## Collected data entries
## begin

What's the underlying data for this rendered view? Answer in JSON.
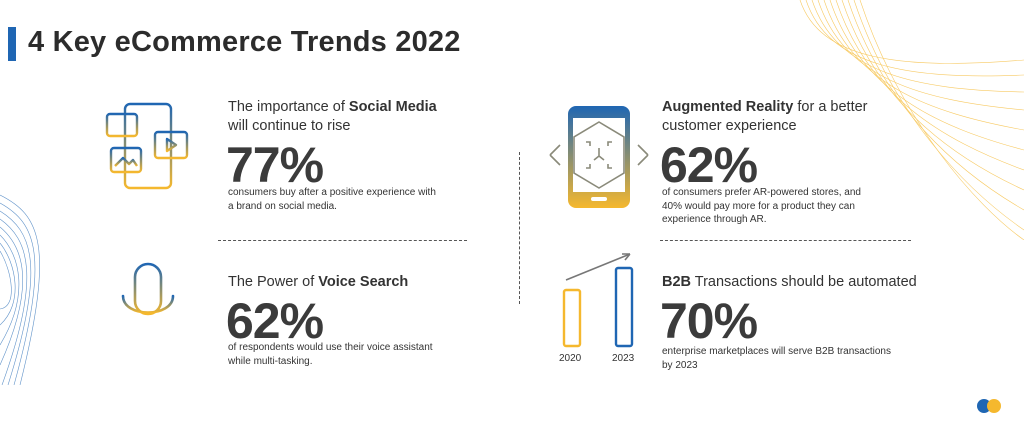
{
  "title": "4 Key eCommerce Trends 2022",
  "colors": {
    "accent_blue": "#1f66b3",
    "accent_yellow": "#f5b82e",
    "text_dark": "#333333"
  },
  "trends": [
    {
      "icon": "social-media-devices-icon",
      "heading_pre": "The importance of ",
      "heading_bold": "Social Media",
      "heading_post": "will continue to rise",
      "stat": "77%",
      "description_line1": "consumers buy after a positive experience with",
      "description_line2": "a brand on social media."
    },
    {
      "icon": "voice-microphone-icon",
      "heading_pre": "The Power of ",
      "heading_bold": "Voice Search",
      "stat": "62%",
      "description_line1": "of respondents would use their voice assistant",
      "description_line2": "while multi-tasking."
    },
    {
      "icon": "augmented-reality-phone-icon",
      "heading_bold": "Augmented Reality",
      "heading_post_inline": " for a better",
      "heading_line2": "customer experience",
      "stat": "62%",
      "description_line1": "of consumers prefer AR-powered stores, and",
      "description_line2": "40% would pay more for a product they can",
      "description_line3": "experience through AR."
    },
    {
      "icon": "growth-bars-icon",
      "heading_bold": "B2B",
      "heading_post_inline": " Transactions should be automated",
      "stat": "70%",
      "description_line1": "enterprise marketplaces will serve B2B transactions",
      "description_line2": "by 2023",
      "bar_labels": [
        "2020",
        "2023"
      ]
    }
  ]
}
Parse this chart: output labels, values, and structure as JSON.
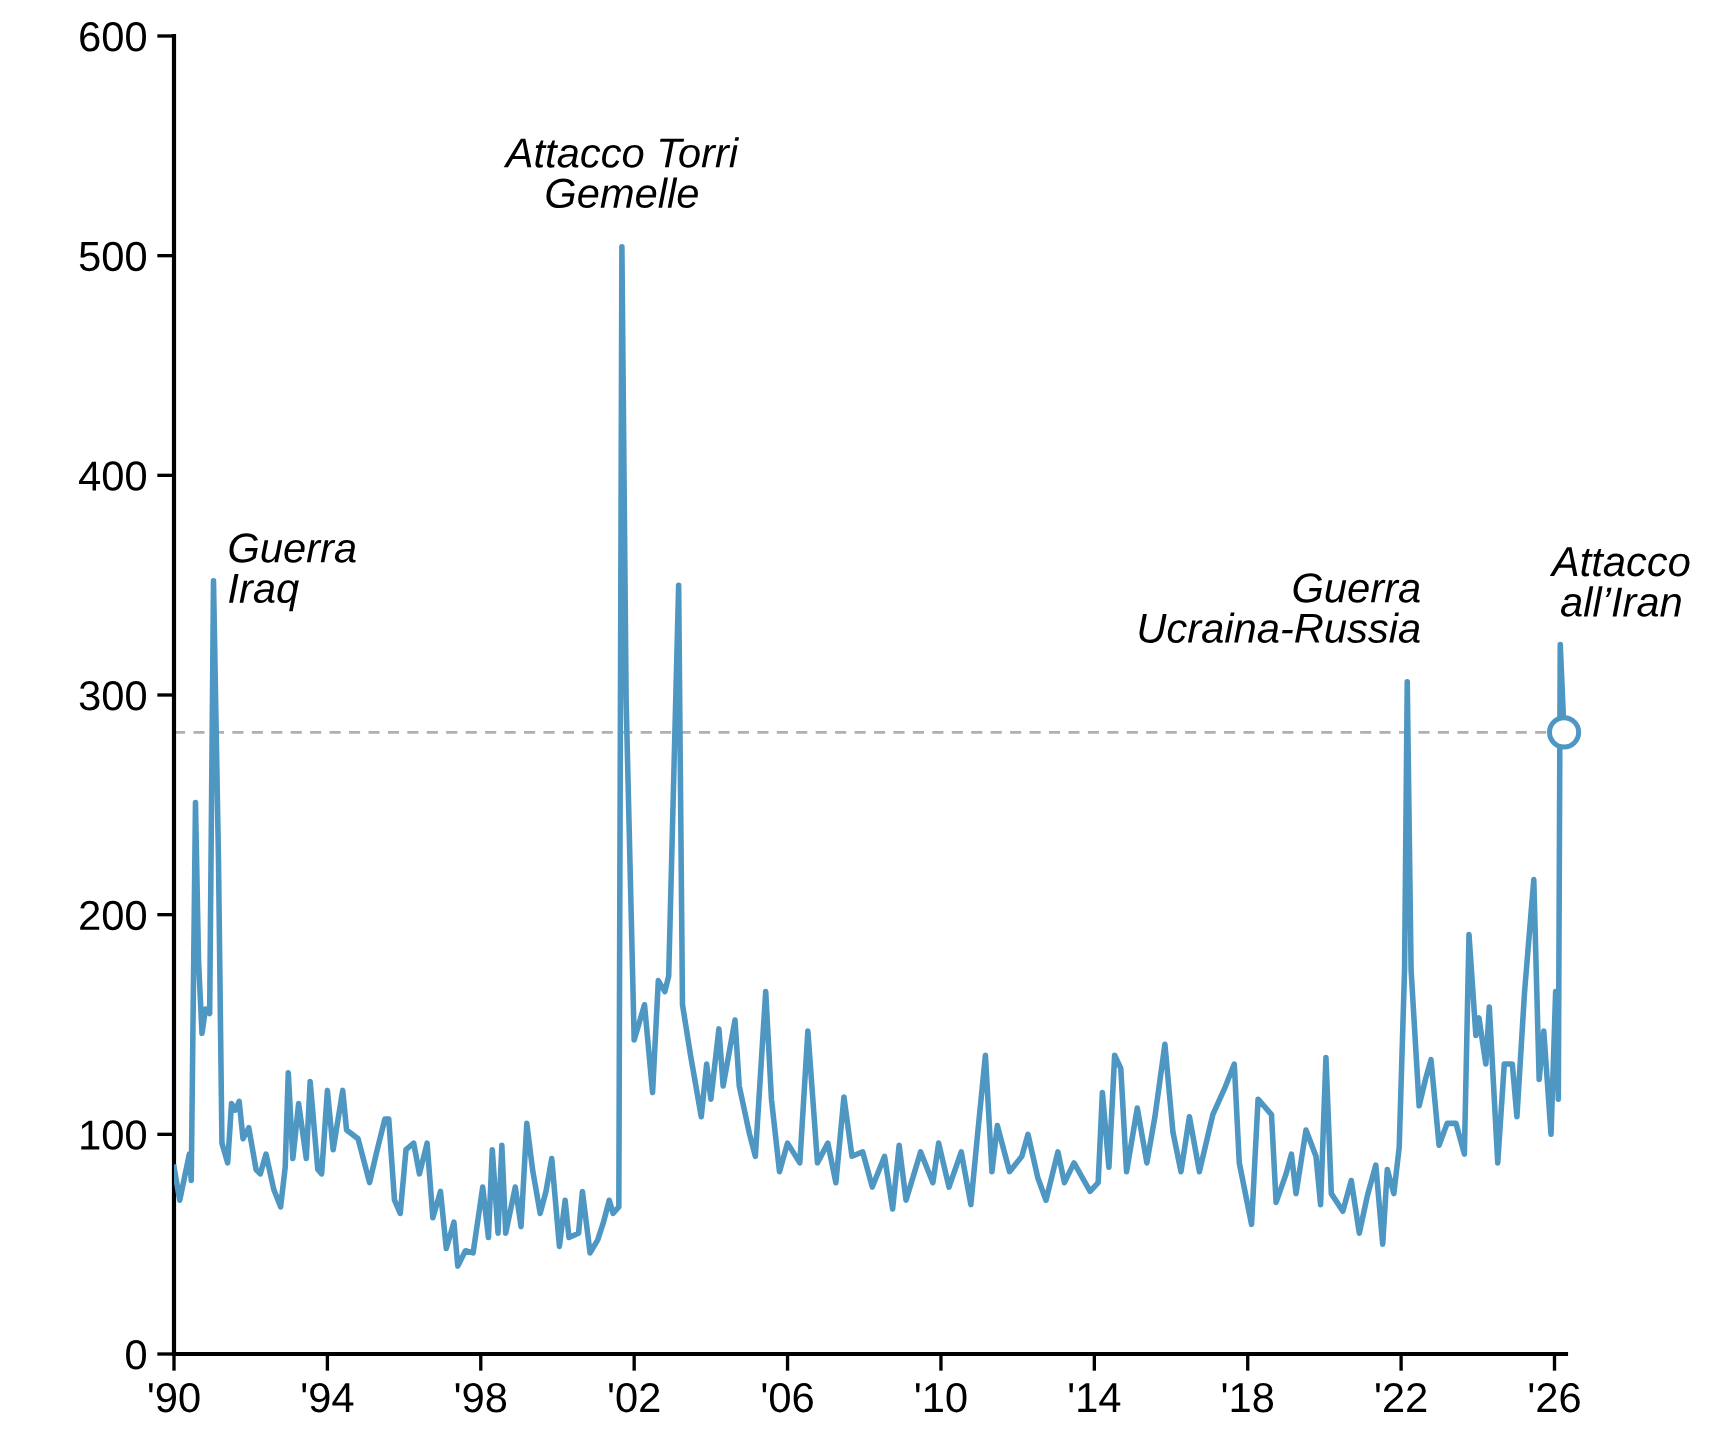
{
  "chart_data": {
    "type": "line",
    "xlim": [
      1990,
      2026.3
    ],
    "ylim": [
      0,
      600
    ],
    "xticks": [
      {
        "value": 1990,
        "label": "'90"
      },
      {
        "value": 1994,
        "label": "'94"
      },
      {
        "value": 1998,
        "label": "'98"
      },
      {
        "value": 2002,
        "label": "'02"
      },
      {
        "value": 2006,
        "label": "'06"
      },
      {
        "value": 2010,
        "label": "'10"
      },
      {
        "value": 2014,
        "label": "'14"
      },
      {
        "value": 2018,
        "label": "'18"
      },
      {
        "value": 2022,
        "label": "'22"
      },
      {
        "value": 2026,
        "label": "'26"
      }
    ],
    "yticks": [
      0,
      100,
      200,
      300,
      400,
      500,
      600
    ],
    "grid": false,
    "legend": false,
    "series": [
      {
        "color": "#4e97c3",
        "marker": "none",
        "line_style": "solid",
        "x": [
          1990.0,
          1990.15,
          1990.4,
          1990.45,
          1990.56,
          1990.64,
          1990.73,
          1990.82,
          1990.93,
          1991.03,
          1991.16,
          1991.25,
          1991.4,
          1991.5,
          1991.6,
          1991.7,
          1991.8,
          1991.95,
          1992.14,
          1992.25,
          1992.4,
          1992.6,
          1992.78,
          1992.9,
          1992.98,
          1993.1,
          1993.25,
          1993.45,
          1993.55,
          1993.75,
          1993.85,
          1994.0,
          1994.15,
          1994.4,
          1994.5,
          1994.8,
          1995.1,
          1995.3,
          1995.5,
          1995.6,
          1995.75,
          1995.9,
          1996.05,
          1996.25,
          1996.4,
          1996.6,
          1996.75,
          1996.95,
          1997.1,
          1997.3,
          1997.4,
          1997.6,
          1997.8,
          1998.05,
          1998.2,
          1998.3,
          1998.45,
          1998.55,
          1998.65,
          1998.9,
          1999.05,
          1999.2,
          1999.35,
          1999.55,
          1999.7,
          1999.85,
          2000.05,
          2000.2,
          2000.3,
          2000.55,
          2000.65,
          2000.85,
          2001.05,
          2001.2,
          2001.35,
          2001.45,
          2001.6,
          2001.68,
          2001.79,
          2002.0,
          2002.27,
          2002.48,
          2002.63,
          2002.8,
          2002.9,
          2003.16,
          2003.26,
          2003.47,
          2003.75,
          2003.89,
          2004.0,
          2004.21,
          2004.32,
          2004.63,
          2004.74,
          2005.01,
          2005.16,
          2005.43,
          2005.58,
          2005.79,
          2006.0,
          2006.32,
          2006.53,
          2006.78,
          2007.05,
          2007.26,
          2007.47,
          2007.68,
          2007.96,
          2008.21,
          2008.53,
          2008.74,
          2008.91,
          2009.09,
          2009.47,
          2009.79,
          2009.94,
          2010.21,
          2010.53,
          2010.78,
          2010.95,
          2011.16,
          2011.33,
          2011.47,
          2011.79,
          2012.11,
          2012.27,
          2012.53,
          2012.74,
          2013.05,
          2013.22,
          2013.47,
          2013.89,
          2014.1,
          2014.21,
          2014.38,
          2014.53,
          2014.69,
          2014.84,
          2015.12,
          2015.37,
          2015.58,
          2015.84,
          2016.05,
          2016.26,
          2016.48,
          2016.74,
          2017.09,
          2017.4,
          2017.65,
          2017.78,
          2018.1,
          2018.27,
          2018.62,
          2018.74,
          2019.0,
          2019.14,
          2019.26,
          2019.52,
          2019.78,
          2019.9,
          2020.04,
          2020.18,
          2020.48,
          2020.7,
          2020.91,
          2021.12,
          2021.34,
          2021.52,
          2021.64,
          2021.81,
          2021.95,
          2022.09,
          2022.16,
          2022.26,
          2022.47,
          2022.65,
          2022.78,
          2022.99,
          2023.2,
          2023.43,
          2023.65,
          2023.77,
          2023.95,
          2024.03,
          2024.21,
          2024.3,
          2024.52,
          2024.69,
          2024.9,
          2025.02,
          2025.22,
          2025.46,
          2025.6,
          2025.72,
          2025.91,
          2026.03,
          2026.1,
          2026.15,
          2026.25
        ],
        "values": [
          85,
          70,
          91,
          79,
          251,
          179,
          146,
          157,
          155,
          352,
          225,
          96,
          87,
          114,
          111,
          115,
          98,
          103,
          84,
          82,
          91,
          75,
          67,
          85,
          128,
          89,
          114,
          89,
          124,
          84,
          82,
          120,
          93,
          120,
          102,
          98,
          78,
          93,
          107,
          107,
          70,
          64,
          93,
          96,
          82,
          96,
          62,
          74,
          48,
          60,
          40,
          47,
          46,
          76,
          53,
          93,
          55,
          95,
          55,
          76,
          58,
          105,
          84,
          64,
          74,
          89,
          49,
          70,
          53,
          55,
          74,
          46,
          52,
          60,
          70,
          64,
          67,
          504,
          298,
          143,
          159,
          119,
          170,
          165,
          172,
          350,
          159,
          136,
          108,
          132,
          116,
          148,
          122,
          152,
          122,
          100,
          90,
          165,
          116,
          83,
          96,
          87,
          147,
          87,
          96,
          78,
          117,
          90,
          92,
          76,
          90,
          66,
          95,
          70,
          92,
          78,
          96,
          76,
          92,
          68,
          99,
          136,
          83,
          104,
          83,
          90,
          100,
          80,
          70,
          92,
          78,
          87,
          74,
          78,
          119,
          85,
          136,
          130,
          83,
          112,
          87,
          108,
          141,
          101,
          83,
          108,
          83,
          109,
          121,
          132,
          87,
          59,
          116,
          109,
          69,
          82,
          91,
          73,
          102,
          90,
          68,
          135,
          73,
          65,
          79,
          55,
          72,
          86,
          50,
          84,
          73,
          94,
          175,
          306,
          175,
          113,
          126,
          134,
          95,
          105,
          105,
          91,
          191,
          145,
          153,
          132,
          158,
          87,
          132,
          132,
          108,
          165,
          216,
          125,
          147,
          100,
          165,
          116,
          323,
          283
        ]
      },
      {
        "type": "scatter",
        "color": "#4e97c3",
        "marker": "circle",
        "x": [
          2026.25
        ],
        "values": [
          283
        ]
      }
    ],
    "ref_lines": [
      {
        "axis": "y",
        "value": 283,
        "color": "#b0b0b0",
        "line_style": "dashed"
      }
    ],
    "annotations": [
      {
        "text": "Guerra\nIraq",
        "x": 1991.03,
        "y": 352
      },
      {
        "text": "Attacco Torri\nGemelle",
        "x": 2001.68,
        "y": 504
      },
      {
        "text": "Guerra\nUcraina-Russia",
        "x": 2022.16,
        "y": 306
      },
      {
        "text": "Attacco\nall’Iran",
        "x": 2026.15,
        "y": 323
      }
    ]
  }
}
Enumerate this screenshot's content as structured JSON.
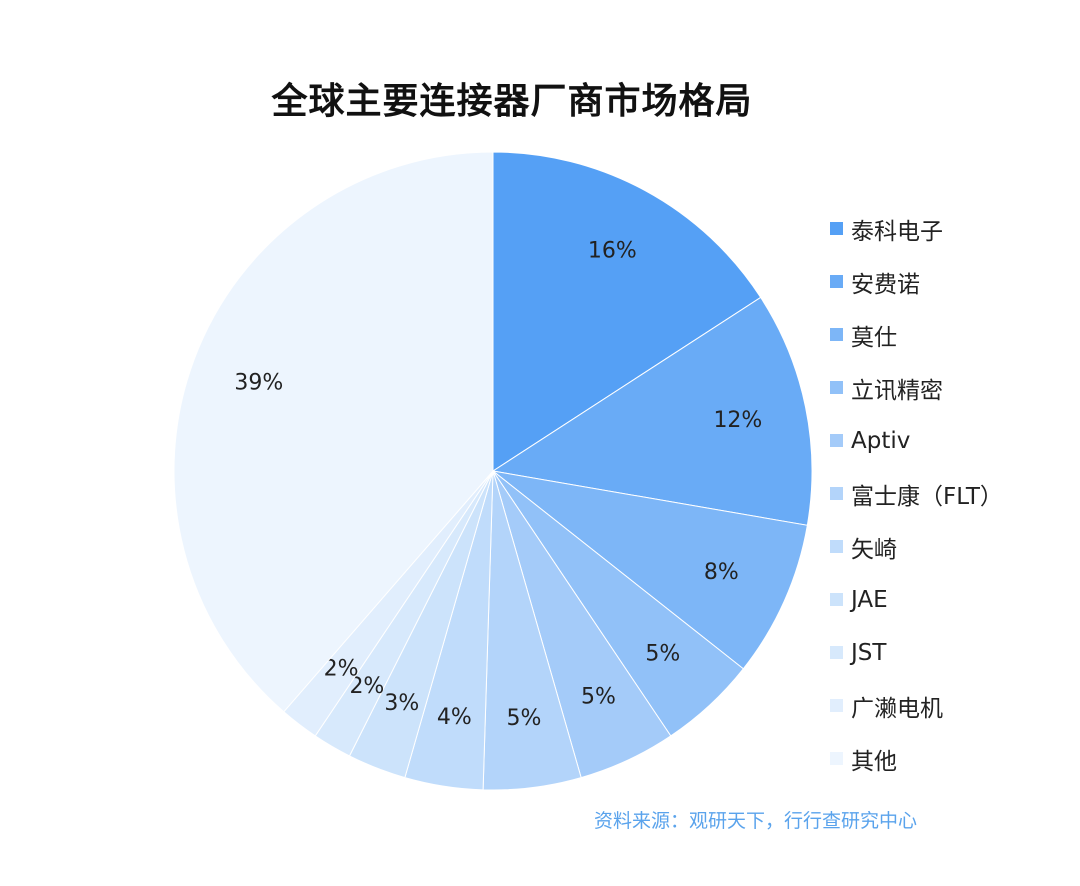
{
  "source_note": "资料来源：观研天下，行行查研究中心",
  "chart_data": {
    "type": "pie",
    "title": "全球主要连接器厂商市场格局",
    "legend_position": "right",
    "slices": [
      {
        "name": "泰科电子",
        "value": 16,
        "label": "16%",
        "color": "#55a0f5"
      },
      {
        "name": "安费诺",
        "value": 12,
        "label": "12%",
        "color": "#69abf6"
      },
      {
        "name": "莫仕",
        "value": 8,
        "label": "8%",
        "color": "#7db6f7"
      },
      {
        "name": "立讯精密",
        "value": 5,
        "label": "5%",
        "color": "#91c1f8"
      },
      {
        "name": "Aptiv",
        "value": 5,
        "label": "5%",
        "color": "#a4cbf9"
      },
      {
        "name": "富士康（FLT）",
        "value": 5,
        "label": "5%",
        "color": "#b3d4fa"
      },
      {
        "name": "矢崎",
        "value": 4,
        "label": "4%",
        "color": "#c0dcfb"
      },
      {
        "name": "JAE",
        "value": 3,
        "label": "3%",
        "color": "#cce3fb"
      },
      {
        "name": "JST",
        "value": 2,
        "label": "2%",
        "color": "#d7e9fc"
      },
      {
        "name": "广濑电机",
        "value": 2,
        "label": "2%",
        "color": "#e1eefd"
      },
      {
        "name": "其他",
        "value": 39,
        "label": "39%",
        "color": "#edf5fe"
      }
    ]
  }
}
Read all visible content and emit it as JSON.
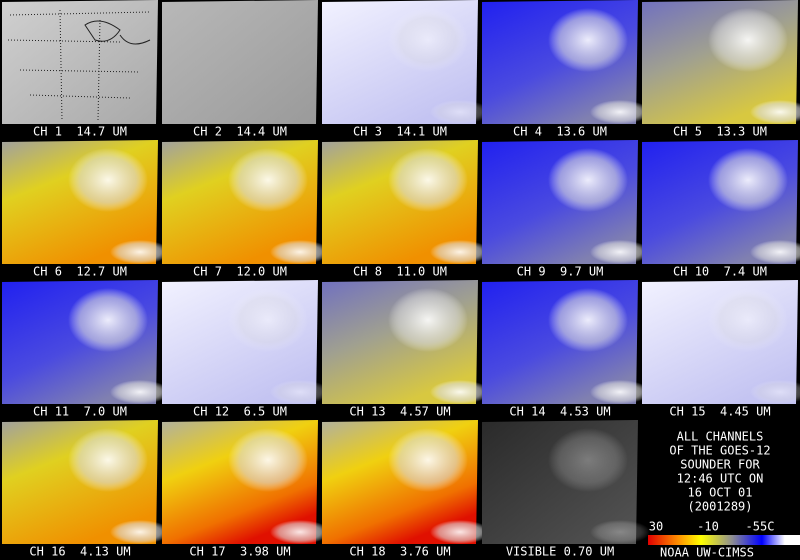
{
  "panels": [
    {
      "label": "CH 1  14.7 UM"
    },
    {
      "label": "CH 2  14.4 UM"
    },
    {
      "label": "CH 3  14.1 UM"
    },
    {
      "label": "CH 4  13.6 UM"
    },
    {
      "label": "CH 5  13.3 UM"
    },
    {
      "label": "CH 6  12.7 UM"
    },
    {
      "label": "CH 7  12.0 UM"
    },
    {
      "label": "CH 8  11.0 UM"
    },
    {
      "label": "CH 9  9.7 UM"
    },
    {
      "label": "CH 10  7.4 UM"
    },
    {
      "label": "CH 11  7.0 UM"
    },
    {
      "label": "CH 12  6.5 UM"
    },
    {
      "label": "CH 13  4.57 UM"
    },
    {
      "label": "CH 14  4.53 UM"
    },
    {
      "label": "CH 15  4.45 UM"
    },
    {
      "label": "CH 16  4.13 UM"
    },
    {
      "label": "CH 17  3.98 UM"
    },
    {
      "label": "CH 18  3.76 UM"
    },
    {
      "label": "VISIBLE 0.70 UM"
    }
  ],
  "info": {
    "lines": [
      "ALL CHANNELS",
      "OF THE GOES-12",
      "SOUNDER FOR",
      "12:46 UTC ON",
      "16 OCT 01",
      "(2001289)"
    ],
    "scale_labels": [
      "30",
      "-10",
      "-55C"
    ],
    "credit": "NOAA UW-CIMSS"
  }
}
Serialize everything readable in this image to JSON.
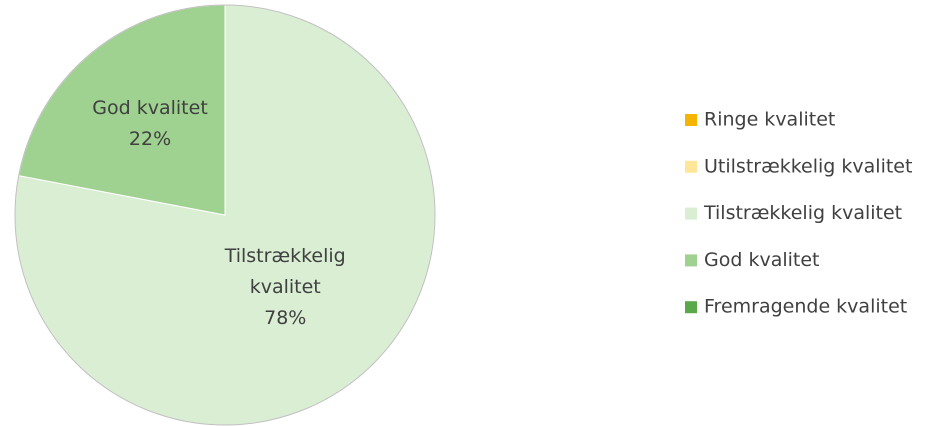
{
  "chart_data": {
    "type": "pie",
    "categories": [
      "Ringe kvalitet",
      "Utilstrækkelig kvalitet",
      "Tilstrækkelig kvalitet",
      "God kvalitet",
      "Fremragende kvalitet"
    ],
    "values": [
      0,
      0,
      78,
      22,
      0
    ],
    "value_labels": [
      null,
      null,
      "78%",
      "22%",
      null
    ],
    "colors": [
      "#f5b400",
      "#ffe699",
      "#d9eed3",
      "#9fd190",
      "#5aa84a"
    ],
    "legend": "right"
  }
}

## end

## Your instructions
Using the records above, select and copy every line that has the word "icon".

## Result
      "icon": "social-media-devices-icon",
      "icon": "voice-microphone-icon",
      "icon": "augmented-reality-phone-icon",
      "icon": "growth-bars-icon",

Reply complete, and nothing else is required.